How many lines in these records hold the string "ausblenden"? State only that number.
## BEGIN
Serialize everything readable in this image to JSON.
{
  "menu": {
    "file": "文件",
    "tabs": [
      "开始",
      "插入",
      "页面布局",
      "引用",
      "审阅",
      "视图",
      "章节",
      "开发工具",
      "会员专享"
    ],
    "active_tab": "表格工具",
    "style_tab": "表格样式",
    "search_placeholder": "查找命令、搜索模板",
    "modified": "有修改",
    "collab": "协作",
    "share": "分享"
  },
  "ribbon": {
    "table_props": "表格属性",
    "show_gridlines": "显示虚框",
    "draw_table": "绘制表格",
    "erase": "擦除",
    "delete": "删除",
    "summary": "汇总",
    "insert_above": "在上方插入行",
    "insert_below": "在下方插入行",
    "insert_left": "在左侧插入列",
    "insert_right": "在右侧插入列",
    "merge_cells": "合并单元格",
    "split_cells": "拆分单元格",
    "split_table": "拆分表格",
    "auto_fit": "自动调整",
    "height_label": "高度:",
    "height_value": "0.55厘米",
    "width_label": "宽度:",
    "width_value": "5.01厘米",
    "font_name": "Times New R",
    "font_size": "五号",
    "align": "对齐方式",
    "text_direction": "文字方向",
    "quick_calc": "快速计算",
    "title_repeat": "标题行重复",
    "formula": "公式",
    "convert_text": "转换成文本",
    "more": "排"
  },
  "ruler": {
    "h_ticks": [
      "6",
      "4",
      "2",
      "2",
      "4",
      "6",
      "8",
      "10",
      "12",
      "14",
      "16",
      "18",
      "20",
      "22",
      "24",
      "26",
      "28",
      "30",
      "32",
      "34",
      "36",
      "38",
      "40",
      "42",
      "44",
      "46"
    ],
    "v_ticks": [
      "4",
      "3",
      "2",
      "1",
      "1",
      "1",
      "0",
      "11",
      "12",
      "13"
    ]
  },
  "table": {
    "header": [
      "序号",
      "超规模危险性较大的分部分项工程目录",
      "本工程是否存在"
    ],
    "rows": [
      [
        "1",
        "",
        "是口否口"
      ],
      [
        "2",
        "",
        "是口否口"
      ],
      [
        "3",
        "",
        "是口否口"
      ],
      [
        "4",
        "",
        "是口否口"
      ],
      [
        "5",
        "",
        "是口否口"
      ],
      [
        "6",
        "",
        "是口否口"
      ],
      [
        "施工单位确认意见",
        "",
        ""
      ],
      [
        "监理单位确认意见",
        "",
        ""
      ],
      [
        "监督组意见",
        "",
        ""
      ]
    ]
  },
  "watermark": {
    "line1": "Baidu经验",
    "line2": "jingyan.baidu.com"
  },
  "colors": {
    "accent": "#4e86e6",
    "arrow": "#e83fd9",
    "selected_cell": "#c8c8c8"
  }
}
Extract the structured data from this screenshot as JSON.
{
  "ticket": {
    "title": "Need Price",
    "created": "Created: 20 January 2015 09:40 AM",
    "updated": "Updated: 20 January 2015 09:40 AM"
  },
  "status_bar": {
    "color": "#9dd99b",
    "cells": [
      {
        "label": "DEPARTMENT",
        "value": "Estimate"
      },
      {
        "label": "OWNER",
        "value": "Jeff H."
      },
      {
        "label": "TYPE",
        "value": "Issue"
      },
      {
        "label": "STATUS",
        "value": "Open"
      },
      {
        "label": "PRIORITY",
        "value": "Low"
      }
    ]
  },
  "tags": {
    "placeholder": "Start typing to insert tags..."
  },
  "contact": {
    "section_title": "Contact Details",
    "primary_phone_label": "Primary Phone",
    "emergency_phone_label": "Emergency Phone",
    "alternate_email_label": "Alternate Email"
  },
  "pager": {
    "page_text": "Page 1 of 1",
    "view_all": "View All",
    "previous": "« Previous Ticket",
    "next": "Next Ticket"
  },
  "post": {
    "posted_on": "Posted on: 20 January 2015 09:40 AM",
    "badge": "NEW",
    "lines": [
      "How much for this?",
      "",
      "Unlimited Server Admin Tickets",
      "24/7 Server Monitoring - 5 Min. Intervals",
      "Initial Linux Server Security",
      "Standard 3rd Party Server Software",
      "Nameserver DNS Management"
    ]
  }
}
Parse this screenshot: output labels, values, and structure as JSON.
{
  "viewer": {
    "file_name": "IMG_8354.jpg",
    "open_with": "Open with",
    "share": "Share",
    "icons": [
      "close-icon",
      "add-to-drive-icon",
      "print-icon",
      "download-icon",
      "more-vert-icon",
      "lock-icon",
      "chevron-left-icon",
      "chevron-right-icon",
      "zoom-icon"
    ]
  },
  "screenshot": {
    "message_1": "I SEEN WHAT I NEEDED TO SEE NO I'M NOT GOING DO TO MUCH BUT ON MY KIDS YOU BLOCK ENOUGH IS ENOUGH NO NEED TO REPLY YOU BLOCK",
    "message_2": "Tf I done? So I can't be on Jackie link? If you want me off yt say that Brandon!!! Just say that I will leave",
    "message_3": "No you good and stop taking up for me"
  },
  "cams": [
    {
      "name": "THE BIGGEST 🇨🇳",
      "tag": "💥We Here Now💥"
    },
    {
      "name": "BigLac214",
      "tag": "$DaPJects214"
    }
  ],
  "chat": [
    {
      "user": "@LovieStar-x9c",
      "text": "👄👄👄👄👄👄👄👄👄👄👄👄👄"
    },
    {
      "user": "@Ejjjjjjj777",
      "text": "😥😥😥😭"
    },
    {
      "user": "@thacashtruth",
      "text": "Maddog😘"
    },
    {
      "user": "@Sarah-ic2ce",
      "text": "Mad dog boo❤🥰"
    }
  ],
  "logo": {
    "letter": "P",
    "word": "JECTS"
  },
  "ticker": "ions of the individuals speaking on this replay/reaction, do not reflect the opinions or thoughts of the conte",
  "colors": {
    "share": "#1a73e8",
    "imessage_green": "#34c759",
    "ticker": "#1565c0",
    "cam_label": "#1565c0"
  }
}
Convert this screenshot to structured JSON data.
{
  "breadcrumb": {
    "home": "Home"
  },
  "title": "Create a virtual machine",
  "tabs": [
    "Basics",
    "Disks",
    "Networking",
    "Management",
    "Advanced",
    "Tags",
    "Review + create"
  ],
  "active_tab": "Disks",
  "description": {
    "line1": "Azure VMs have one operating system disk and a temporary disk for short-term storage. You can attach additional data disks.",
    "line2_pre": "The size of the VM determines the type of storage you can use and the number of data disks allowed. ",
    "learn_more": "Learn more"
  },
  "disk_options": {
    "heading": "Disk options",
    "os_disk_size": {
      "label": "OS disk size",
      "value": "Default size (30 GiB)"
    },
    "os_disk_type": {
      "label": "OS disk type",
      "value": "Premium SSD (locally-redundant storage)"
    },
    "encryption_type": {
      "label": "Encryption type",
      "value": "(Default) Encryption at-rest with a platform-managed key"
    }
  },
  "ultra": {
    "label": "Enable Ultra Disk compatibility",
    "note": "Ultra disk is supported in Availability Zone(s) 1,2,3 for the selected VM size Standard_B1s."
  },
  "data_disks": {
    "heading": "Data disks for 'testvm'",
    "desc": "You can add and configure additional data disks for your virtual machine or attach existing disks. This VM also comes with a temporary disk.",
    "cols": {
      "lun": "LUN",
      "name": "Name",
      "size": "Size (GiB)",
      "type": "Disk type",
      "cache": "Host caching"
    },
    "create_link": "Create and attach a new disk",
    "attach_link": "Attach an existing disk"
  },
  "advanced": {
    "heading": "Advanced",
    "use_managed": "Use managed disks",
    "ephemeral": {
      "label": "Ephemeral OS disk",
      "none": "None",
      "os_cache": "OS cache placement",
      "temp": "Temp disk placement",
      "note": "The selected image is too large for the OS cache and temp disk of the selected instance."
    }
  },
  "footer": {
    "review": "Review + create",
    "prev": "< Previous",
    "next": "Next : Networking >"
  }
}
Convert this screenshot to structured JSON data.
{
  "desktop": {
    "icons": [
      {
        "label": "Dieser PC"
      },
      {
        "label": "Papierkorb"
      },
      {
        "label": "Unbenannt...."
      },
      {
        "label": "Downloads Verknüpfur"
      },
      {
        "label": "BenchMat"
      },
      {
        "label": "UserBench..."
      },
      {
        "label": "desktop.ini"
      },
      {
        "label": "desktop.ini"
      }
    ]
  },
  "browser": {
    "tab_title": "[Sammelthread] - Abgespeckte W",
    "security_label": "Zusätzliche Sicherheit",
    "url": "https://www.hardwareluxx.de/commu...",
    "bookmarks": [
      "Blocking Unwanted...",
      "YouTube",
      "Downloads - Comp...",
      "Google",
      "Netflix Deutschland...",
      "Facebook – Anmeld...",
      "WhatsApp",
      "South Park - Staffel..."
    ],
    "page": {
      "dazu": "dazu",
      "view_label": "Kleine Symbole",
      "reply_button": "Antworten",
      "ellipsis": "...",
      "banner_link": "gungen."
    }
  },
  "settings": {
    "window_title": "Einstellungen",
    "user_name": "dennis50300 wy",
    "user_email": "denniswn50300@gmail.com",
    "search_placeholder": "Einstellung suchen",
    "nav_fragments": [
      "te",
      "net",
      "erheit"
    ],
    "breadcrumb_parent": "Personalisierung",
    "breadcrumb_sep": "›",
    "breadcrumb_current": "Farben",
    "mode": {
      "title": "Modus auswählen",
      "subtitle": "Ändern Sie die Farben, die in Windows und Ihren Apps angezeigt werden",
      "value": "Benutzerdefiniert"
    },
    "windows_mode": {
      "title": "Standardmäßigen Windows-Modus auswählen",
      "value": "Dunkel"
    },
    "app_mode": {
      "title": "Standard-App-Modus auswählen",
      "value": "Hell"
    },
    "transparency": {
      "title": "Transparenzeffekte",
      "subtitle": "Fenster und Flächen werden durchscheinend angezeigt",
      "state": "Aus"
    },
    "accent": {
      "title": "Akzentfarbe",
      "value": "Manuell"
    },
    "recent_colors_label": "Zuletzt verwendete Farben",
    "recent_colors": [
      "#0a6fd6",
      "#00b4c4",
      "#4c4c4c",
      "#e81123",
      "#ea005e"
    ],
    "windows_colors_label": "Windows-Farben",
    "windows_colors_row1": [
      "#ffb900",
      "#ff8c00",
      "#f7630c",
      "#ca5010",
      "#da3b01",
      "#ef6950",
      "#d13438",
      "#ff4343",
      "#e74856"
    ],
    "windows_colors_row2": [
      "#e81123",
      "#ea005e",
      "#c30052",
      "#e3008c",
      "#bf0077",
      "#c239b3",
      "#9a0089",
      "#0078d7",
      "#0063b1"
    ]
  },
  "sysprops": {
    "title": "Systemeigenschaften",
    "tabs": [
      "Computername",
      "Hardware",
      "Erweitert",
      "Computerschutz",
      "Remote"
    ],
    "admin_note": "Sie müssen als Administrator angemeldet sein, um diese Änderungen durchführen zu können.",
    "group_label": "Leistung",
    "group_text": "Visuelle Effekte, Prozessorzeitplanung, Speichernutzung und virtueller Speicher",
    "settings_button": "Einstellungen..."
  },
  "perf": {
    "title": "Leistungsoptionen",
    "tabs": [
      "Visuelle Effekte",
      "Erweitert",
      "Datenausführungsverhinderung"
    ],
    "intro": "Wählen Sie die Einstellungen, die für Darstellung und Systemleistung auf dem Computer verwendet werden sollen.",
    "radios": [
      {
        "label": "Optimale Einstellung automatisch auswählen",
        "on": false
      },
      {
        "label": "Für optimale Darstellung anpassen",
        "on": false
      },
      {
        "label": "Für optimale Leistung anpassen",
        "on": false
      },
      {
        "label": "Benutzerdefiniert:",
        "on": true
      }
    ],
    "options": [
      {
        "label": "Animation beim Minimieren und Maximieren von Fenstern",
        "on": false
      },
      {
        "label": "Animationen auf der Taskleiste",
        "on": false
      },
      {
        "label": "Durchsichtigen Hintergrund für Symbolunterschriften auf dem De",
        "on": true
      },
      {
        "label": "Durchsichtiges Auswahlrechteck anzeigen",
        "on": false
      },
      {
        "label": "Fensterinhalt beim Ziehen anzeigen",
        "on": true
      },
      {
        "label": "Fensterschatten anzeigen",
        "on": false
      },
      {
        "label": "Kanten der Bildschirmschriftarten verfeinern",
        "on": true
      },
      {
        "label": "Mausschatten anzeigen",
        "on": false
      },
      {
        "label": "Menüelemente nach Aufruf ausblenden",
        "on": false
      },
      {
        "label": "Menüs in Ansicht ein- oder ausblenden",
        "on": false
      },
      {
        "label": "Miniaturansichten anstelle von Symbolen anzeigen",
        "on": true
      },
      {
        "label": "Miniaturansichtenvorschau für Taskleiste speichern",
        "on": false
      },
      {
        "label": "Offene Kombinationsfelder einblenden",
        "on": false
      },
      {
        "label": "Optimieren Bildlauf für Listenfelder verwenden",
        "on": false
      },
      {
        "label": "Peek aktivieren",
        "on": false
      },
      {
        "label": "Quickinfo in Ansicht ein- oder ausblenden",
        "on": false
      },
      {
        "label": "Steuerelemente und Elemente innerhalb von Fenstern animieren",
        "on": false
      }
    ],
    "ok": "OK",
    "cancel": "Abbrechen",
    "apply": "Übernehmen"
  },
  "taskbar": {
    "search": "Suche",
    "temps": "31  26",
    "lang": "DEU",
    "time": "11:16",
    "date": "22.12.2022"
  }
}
## END
## [The reply]
3